DIRECTIONS.
• A. For the blog post on literary taste below, decide whether each statement agrees with the text, answering yes or no and quoting the deciding words exactly: (i) The writer is willing to read Laurell K. Hamilton again. (ii) The text likens a great read to great sex. (iii) The text holds that everyone shares the same notion of what a bad book is.
• B. Reproduce a passage of the blog post on literary taste below word for word, beginning at the words "Grace Under Pressure" and stopping after the words "(Wild Metaphor Edition)".

DOCUMENT EXCERPT.

--------------------

Grace Under Pressure

Paul Collins on being asked to name five books everyone should have. (via Jenny D)

In Defense of Literary Taste (Sort Of) (Wild Metaphor Edition)

To respond more fully to GOB’s post:

While I fully support Mr. Allen’s tower metaphor, having experienced Laurell K. Hamilton once, I cannot find it within me to subject myself to her again. On the reading front, there can be nothing worse than opening a novel about vampires only to find dreadful sentences, inconsistent logic, endless cliches, and characters so thin that they resemble thin wafers rather than full flesh and blood. There can be nothing more horrible than picking up a book and realizing how terrible it is and throwing it across the room and realizing that you have to give into crappy emotions rather than letting the great joys and pleasures of literature subsume your very being. A great read is like great sex. You wonder if it’s possible again and you realize, holy hell, it is. And you’re just as wowed by it the next time. And the next time after that. And it reminds you just how great the reading experience is.

But a bad book is the asshole who dents your car and drives away. It’s the guy behind a telemarketing scam who calls a lonely old woman and bamboozles her out of her life savings. Sure, you’ll pick yourself up off the ground and dust yourself off and live to fight another day. But it may not be easy. It’s the bad books that often discourage those who aren’t so stepped in this books thing from giving it another shot. And just as everyone has a different notion of who an asshole is, each and every person is bound to have a different notion of what a bad book is. That’s the trouble. That’s also the excitement.

--------------------

INFORMATION SHOWN.
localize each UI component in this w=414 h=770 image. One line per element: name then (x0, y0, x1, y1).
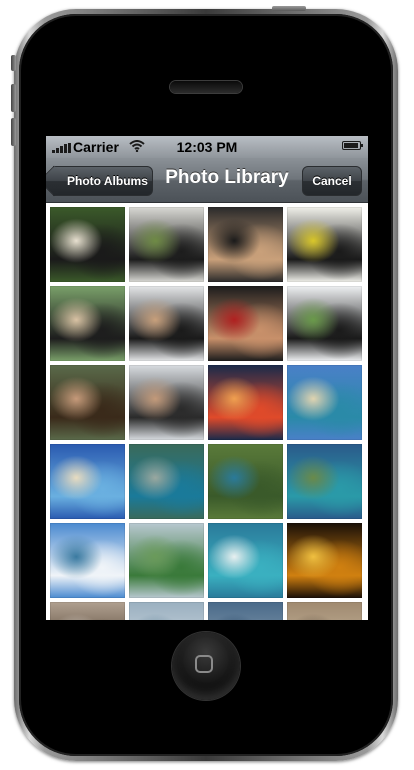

--------------------

SOLUTIONS TO THE TASKS.
• A.
(i) No: "I cannot find it within me to subject myself to her again."
(ii) Yes: "A great read is like great sex."
(iii) No: "each and every person is bound to have a different notion of what a bad book is."

• B.
Grace Under Pressure

Paul Collins on being asked to name five books everyone should have. (via Jenny D)

In Defense of Literary Taste (Sort Of) (Wild Metaphor Edition)